Provided text section start
After a first shoulder dislocation, the labrum (a fibrocartilage ring around the shoulder socket) often tears off the bone - this is called a Bankart lesion. Without repair, the shoulder dislocates again with minor force. Bankart repair reattaches the labrum to bone using small suture anchors.
The rotator cuff is a group of four tendons that stabilize and move the shoulder. Tears cause weakness, night pain and difficulty lifting the arm overhead. Arthroscopic rotator cuff repair reattaches the torn tendon to the bone using anchors.
A tear of the labrum at the top of the shoulder socket where the biceps tendon attaches. Common in throwing athletes (cricketers, javelin throwers) and in patients with biceps tendon problems. Treated with debridement, repair or biceps tenodesis depending on the type and severity.
Bone spurs at the top of the shoulder pinch the rotator cuff during arm elevation. Causes a sharp pain when reaching overhead. Arthroscopic acromioplasty removes the bone spur.
Provided text section end
Tasks for this exercise.
A - Rewrite the passage on shoulder injuries from "After a first" up to and including "bone using anchors.", replacing "labrum" with "glenoid labrum".
B - Carry on the passage on shoulder injuries from the point where it stops.
Supplied records section start
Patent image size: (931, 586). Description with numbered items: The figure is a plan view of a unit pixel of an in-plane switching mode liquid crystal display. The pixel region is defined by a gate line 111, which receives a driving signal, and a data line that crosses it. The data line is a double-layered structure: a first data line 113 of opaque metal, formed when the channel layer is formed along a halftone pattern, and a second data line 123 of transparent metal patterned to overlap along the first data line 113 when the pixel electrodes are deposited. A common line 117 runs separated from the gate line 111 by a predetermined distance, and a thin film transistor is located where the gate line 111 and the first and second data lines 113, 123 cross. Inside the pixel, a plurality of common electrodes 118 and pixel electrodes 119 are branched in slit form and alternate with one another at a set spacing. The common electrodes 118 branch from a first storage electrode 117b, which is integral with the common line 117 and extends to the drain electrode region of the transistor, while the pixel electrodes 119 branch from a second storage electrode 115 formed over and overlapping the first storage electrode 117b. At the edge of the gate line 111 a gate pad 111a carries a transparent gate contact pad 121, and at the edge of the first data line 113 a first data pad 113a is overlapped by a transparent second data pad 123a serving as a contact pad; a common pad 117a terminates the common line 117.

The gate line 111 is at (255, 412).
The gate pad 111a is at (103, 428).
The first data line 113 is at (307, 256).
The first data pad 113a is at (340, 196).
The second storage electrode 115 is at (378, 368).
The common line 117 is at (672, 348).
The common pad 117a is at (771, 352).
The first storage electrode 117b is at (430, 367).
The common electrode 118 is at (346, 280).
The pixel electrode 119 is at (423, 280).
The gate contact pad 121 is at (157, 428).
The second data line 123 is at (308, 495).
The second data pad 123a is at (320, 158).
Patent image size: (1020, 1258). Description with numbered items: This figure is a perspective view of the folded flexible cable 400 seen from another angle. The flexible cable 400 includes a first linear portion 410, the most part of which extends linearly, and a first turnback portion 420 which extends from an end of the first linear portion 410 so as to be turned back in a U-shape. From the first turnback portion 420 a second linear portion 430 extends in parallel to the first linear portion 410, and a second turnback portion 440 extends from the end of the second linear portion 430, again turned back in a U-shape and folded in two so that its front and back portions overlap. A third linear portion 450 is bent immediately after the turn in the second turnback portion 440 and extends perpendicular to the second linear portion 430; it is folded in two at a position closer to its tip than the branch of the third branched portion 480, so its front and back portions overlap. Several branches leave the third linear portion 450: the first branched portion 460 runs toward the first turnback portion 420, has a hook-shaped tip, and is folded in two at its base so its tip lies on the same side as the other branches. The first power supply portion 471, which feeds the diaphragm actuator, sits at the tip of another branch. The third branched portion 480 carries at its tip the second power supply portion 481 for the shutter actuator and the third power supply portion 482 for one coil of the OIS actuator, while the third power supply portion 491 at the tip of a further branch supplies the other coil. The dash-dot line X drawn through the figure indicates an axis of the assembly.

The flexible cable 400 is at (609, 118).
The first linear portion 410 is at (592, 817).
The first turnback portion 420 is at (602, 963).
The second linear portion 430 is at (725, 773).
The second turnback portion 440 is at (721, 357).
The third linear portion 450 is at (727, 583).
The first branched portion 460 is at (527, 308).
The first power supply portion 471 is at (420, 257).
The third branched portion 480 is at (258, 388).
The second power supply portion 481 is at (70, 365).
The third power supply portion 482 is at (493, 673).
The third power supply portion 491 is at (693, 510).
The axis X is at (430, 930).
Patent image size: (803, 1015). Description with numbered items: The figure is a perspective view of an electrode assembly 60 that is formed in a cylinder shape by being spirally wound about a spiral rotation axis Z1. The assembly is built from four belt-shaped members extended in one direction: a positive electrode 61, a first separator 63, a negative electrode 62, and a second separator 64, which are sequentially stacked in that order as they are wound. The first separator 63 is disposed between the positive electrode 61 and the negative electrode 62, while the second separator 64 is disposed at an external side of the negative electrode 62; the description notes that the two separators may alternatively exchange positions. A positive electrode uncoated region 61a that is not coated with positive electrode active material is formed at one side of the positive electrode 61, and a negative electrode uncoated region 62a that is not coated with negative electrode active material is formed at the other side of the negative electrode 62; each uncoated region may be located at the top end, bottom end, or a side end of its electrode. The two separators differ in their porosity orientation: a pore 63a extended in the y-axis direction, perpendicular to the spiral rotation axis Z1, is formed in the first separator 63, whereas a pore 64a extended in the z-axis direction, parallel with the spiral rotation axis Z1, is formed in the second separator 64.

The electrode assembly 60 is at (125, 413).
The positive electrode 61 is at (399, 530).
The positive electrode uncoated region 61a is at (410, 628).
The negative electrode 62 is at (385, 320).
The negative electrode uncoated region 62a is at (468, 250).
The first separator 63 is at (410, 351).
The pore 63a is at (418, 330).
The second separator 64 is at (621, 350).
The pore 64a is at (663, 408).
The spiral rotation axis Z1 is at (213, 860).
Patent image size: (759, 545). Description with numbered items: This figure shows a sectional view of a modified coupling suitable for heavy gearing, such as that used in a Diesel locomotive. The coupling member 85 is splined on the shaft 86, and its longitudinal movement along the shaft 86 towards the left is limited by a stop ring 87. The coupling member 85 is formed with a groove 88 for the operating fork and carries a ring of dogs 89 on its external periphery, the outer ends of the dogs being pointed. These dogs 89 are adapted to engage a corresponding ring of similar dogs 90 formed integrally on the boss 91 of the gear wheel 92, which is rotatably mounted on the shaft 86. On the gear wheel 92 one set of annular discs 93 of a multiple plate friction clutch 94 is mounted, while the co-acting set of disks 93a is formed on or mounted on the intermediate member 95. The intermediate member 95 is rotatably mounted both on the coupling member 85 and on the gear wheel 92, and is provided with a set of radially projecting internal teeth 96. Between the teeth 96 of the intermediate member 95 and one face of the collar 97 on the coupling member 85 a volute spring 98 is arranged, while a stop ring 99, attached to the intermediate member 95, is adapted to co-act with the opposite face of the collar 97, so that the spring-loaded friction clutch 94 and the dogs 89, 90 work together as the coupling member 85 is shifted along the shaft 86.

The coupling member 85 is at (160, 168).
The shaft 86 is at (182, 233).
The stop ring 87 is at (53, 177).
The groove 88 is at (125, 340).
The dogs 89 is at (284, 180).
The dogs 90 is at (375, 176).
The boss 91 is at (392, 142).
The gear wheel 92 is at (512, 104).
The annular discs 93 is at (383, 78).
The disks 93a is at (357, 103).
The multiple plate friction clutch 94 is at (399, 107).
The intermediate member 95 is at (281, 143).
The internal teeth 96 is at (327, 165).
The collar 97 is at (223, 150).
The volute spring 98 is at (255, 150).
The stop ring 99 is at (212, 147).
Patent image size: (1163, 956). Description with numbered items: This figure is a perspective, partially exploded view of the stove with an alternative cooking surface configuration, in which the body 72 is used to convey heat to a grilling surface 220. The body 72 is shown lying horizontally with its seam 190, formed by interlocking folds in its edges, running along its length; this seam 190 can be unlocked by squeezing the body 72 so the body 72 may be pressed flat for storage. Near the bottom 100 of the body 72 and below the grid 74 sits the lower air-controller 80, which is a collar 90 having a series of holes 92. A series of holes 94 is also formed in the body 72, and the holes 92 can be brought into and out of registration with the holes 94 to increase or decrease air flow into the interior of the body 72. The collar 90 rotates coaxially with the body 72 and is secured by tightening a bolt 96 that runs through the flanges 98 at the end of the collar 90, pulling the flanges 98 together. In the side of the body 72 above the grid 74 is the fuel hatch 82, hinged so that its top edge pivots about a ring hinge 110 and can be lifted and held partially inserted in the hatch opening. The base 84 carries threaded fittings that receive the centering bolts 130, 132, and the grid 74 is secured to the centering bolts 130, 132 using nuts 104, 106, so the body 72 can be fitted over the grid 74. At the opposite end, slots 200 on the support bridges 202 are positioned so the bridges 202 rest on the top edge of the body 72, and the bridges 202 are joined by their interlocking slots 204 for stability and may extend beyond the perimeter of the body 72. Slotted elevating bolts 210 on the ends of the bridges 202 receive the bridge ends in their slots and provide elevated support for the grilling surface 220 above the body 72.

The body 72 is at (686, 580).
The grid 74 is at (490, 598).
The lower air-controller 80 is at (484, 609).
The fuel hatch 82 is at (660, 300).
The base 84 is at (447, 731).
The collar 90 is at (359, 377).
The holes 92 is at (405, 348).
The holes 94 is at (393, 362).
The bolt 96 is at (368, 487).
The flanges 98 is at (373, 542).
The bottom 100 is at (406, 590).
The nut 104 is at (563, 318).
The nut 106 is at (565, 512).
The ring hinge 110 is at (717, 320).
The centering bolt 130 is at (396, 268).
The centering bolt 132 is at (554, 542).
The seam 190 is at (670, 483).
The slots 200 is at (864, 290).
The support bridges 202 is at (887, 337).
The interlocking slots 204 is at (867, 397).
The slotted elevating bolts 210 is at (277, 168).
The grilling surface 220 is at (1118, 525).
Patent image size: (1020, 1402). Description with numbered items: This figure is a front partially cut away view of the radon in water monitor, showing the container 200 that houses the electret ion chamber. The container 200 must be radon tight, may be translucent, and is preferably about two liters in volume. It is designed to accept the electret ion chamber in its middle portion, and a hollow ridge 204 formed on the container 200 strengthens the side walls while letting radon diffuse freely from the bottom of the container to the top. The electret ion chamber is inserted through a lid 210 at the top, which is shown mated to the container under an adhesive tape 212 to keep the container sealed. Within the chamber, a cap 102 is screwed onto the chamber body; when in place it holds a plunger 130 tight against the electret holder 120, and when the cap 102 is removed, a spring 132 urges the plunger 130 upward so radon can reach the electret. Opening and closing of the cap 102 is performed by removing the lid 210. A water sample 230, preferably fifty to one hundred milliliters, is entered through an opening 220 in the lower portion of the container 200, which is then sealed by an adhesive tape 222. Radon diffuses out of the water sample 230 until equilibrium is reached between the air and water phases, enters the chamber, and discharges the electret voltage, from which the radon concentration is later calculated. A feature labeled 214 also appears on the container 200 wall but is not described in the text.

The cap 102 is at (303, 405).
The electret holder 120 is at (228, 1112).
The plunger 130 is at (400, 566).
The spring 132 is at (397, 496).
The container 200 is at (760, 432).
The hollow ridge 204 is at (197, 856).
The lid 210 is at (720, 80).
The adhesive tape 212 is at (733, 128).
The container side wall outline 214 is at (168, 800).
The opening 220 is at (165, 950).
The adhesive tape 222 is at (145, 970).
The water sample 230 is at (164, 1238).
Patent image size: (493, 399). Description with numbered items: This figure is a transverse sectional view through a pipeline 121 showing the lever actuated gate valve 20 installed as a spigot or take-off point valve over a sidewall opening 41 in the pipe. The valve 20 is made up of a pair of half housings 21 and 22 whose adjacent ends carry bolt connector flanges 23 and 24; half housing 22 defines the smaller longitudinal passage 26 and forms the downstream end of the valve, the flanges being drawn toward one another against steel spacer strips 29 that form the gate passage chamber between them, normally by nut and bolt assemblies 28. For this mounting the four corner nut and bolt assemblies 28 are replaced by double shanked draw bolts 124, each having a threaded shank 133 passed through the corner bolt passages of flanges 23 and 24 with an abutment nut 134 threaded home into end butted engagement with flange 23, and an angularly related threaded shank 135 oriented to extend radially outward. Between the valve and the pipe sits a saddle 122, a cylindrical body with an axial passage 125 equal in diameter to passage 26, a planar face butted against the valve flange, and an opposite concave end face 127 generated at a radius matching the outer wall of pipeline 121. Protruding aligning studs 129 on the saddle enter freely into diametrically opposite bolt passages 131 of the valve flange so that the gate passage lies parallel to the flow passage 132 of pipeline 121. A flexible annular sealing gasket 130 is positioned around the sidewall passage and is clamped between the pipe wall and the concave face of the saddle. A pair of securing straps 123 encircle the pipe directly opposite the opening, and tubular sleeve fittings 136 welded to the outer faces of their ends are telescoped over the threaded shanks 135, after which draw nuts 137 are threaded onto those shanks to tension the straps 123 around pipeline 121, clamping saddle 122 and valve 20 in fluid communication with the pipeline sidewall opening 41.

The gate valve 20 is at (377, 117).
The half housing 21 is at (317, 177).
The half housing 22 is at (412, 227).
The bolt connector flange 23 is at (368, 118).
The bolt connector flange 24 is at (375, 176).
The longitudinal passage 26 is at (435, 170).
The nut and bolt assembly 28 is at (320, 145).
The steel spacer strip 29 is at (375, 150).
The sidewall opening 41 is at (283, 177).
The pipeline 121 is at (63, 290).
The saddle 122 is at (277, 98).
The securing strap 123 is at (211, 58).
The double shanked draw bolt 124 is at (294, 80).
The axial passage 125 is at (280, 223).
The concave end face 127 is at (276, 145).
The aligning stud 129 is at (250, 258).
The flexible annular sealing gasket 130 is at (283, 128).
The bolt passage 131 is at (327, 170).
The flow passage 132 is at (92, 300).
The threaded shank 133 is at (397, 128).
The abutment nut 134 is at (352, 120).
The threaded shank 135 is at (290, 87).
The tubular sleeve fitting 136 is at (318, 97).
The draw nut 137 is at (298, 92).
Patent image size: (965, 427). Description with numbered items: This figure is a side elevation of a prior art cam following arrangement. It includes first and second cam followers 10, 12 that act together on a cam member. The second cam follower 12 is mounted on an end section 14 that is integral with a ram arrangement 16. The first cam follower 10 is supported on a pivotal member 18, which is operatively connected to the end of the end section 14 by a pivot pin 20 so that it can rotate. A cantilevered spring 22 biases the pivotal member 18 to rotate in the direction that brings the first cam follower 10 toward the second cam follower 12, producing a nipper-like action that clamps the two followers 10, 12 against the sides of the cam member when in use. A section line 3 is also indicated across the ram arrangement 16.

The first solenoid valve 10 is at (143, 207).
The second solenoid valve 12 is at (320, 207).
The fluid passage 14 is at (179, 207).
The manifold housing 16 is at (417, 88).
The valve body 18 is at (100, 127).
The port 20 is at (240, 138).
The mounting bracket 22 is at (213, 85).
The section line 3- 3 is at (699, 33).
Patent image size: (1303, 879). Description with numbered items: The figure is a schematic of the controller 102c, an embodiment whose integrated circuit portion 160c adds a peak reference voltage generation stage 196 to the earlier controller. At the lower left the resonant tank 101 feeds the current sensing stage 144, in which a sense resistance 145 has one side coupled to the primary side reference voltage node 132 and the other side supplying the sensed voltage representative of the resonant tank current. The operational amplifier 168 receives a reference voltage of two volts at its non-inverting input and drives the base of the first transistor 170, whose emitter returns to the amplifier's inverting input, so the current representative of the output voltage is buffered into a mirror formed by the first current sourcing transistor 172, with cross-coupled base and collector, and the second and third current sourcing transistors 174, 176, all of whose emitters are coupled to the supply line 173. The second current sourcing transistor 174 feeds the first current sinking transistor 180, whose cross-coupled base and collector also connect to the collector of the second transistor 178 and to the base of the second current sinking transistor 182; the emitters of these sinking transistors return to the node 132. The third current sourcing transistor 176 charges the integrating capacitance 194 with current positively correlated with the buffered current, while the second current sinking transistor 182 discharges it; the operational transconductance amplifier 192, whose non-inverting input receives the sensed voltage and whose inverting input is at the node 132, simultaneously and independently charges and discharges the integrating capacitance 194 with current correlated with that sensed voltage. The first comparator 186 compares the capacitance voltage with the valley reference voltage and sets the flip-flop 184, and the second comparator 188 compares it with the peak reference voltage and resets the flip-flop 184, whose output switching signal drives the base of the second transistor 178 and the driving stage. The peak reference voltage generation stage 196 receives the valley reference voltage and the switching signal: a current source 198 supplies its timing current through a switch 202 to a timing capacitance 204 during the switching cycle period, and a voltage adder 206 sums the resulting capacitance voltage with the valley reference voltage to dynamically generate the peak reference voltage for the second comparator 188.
Supplied records section end
Answers in order.
A -
After a first shoulder dislocation, the glenoid labrum (a fibrocartilage ring around the shoulder socket) often tears off the bone - this is called a Bankart lesion. Without repair, the shoulder dislocates again with minor force. Bankart repair reattaches the glenoid labrum to bone using small suture anchors.
The rotator cuff is a group of four tendons that stabilize and move the shoulder. Tears cause weakness, night pain and difficulty lifting the arm overhead. Arthroscopic rotator cuff repair reattaches the torn tendon to the bone using anchors.

B -
When physiotherapy and injections do not relieve a frozen shoulder, arthroscopic capsular release cuts the tight joint capsule and restores range of motion.
AC joint arthritis or AC joint dislocation can be addressed arthroscopically through small incisions.
Free-floating fragments inside the shoulder are removed. Damaged cartilage can be smoothed or treated with restorative procedures.
When the shoulder dislocates the first time, the labrum tears off the bony rim of the socket in roughly 90 percent of cases. The labrum is what holds the shoulder in place during arm movement. Once it is torn, the shoulder is mechanically unstable.
In patients under 25 years old, the recurrence rate after a first dislocation without surgery is 80 to 90 percent. In patients above 40, the rate is much lower (15 to 25 percent). This is why young patients with a first dislocation are increasingly offered surgery early - waiting for a second or third dislocation produces more damage and a harder repair.
Under regional anesthesia (interscalene block) or general anesthesia. The patient is positioned on the side. Three or four small incisions are made around the shoulder. The arthroscope goes in through one portal; instruments through the others.
The surgeon identifies the torn labrum, prepares the bone surface where the labrum will be reattached, drills small holes for suture anchors and uses 2 to 5 anchors with sutures to reattach the labrum to the bony rim. The repair is tested for stability before closing.
Total surgery time: 60 to 90 minutes. Most patients go home the same day with the arm in a sling.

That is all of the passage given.